_Objective_: Quote the full listing word for word.

_Part of a data file_:
◇ ◇ ◇ ◇ ◇ ◇ ◇

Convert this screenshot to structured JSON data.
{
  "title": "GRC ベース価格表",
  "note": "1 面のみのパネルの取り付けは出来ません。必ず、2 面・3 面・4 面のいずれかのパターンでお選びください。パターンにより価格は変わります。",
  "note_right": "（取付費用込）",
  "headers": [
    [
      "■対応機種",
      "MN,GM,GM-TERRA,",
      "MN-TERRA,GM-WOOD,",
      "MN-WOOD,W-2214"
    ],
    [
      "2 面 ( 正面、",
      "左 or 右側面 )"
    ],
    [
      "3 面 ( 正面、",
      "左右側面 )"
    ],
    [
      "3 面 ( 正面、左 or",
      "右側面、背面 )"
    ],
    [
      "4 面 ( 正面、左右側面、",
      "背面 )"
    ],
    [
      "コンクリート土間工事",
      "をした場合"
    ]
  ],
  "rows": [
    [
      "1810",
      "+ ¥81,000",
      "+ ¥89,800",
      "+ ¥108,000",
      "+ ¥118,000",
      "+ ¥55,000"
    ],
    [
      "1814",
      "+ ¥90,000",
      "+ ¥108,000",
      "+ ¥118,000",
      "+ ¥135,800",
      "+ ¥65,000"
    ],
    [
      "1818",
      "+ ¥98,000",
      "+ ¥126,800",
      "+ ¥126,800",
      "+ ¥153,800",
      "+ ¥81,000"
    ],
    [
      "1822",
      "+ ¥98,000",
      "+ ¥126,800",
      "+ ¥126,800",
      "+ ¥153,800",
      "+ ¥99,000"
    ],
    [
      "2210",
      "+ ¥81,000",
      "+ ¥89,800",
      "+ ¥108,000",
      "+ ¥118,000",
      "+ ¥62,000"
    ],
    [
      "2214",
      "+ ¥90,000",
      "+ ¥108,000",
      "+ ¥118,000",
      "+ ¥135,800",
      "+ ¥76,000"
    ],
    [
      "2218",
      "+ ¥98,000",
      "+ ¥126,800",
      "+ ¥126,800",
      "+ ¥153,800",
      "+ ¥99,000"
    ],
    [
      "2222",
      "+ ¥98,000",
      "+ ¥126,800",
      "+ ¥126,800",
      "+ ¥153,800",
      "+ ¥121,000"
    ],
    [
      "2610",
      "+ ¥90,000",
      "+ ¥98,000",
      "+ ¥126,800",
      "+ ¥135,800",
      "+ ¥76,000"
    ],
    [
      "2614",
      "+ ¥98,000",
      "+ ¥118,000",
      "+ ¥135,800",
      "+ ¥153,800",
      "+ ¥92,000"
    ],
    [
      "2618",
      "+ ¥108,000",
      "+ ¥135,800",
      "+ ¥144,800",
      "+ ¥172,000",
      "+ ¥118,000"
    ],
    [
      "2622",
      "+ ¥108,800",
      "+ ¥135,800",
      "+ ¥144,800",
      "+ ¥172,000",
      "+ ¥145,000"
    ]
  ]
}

◇ ◇ ◇ ◇ ◇ ◇ ◇

_Result for this exercise_:
Convert this screenshot to structured JSON data.
{
  "title": "GRC ベース価格表",
  "note": "1 面のみのパネルの取り付けは出来ません。必ず、2 面・3 面・4 面のいずれかのパターンでお選びください。パターンにより価格は変わります。",
  "note_right": "（取付費用込）",
  "headers": [
    [
      "■対応機種",
      "MN,GM,GM-TERRA,",
      "MN-TERRA,GM-WOOD,",
      "MN-WOOD,W-2214"
    ],
    [
      "2 面 ( 正面、",
      "左 or 右側面 )"
    ],
    [
      "3 面 ( 正面、",
      "左右側面 )"
    ],
    [
      "3 面 ( 正面、左 or",
      "右側面、背面 )"
    ],
    [
      "4 面 ( 正面、左右側面、",
      "背面 )"
    ],
    [
      "コンクリート土間工事",
      "をした場合"
    ]
  ],
  "rows": [
    [
      "1810",
      "+ ¥81,000",
      "+ ¥89,800",
      "+ ¥108,000",
      "+ ¥118,000",
      "+ ¥55,000"
    ],
    [
      "1814",
      "+ ¥90,000",
      "+ ¥108,000",
      "+ ¥118,000",
      "+ ¥135,800",
      "+ ¥65,000"
    ],
    [
      "1818",
      "+ ¥98,000",
      "+ ¥126,800",
      "+ ¥126,800",
      "+ ¥153,800",
      "+ ¥81,000"
    ],
    [
      "1822",
      "+ ¥98,000",
      "+ ¥126,800",
      "+ ¥126,800",
      "+ ¥153,800",
      "+ ¥99,000"
    ],
    [
      "2210",
      "+ ¥81,000",
      "+ ¥89,800",
      "+ ¥108,000",
      "+ ¥118,000",
      "+ ¥62,000"
    ],
    [
      "2214",
      "+ ¥90,000",
      "+ ¥108,000",
      "+ ¥118,000",
      "+ ¥135,800",
      "+ ¥76,000"
    ],
    [
      "2218",
      "+ ¥98,000",
      "+ ¥126,800",
      "+ ¥126,800",
      "+ ¥153,800",
      "+ ¥99,000"
    ],
    [
      "2222",
      "+ ¥98,000",
      "+ ¥126,800",
      "+ ¥126,800",
      "+ ¥153,800",
      "+ ¥121,000"
    ],
    [
      "2610",
      "+ ¥90,000",
      "+ ¥98,000",
      "+ ¥126,800",
      "+ ¥135,800",
      "+ ¥76,000"
    ],
    [
      "2614",
      "+ ¥98,000",
      "+ ¥118,000",
      "+ ¥135,800",
      "+ ¥153,800",
      "+ ¥92,000"
    ],
    [
      "2618",
      "+ ¥108,000",
      "+ ¥135,800",
      "+ ¥144,800",
      "+ ¥172,000",
      "+ ¥118,000"
    ],
    [
      "2622",
      "+ ¥108,800",
      "+ ¥135,800",
      "+ ¥144,800",
      "+ ¥172,000",
      "+ ¥145,000"
    ]
  ]
}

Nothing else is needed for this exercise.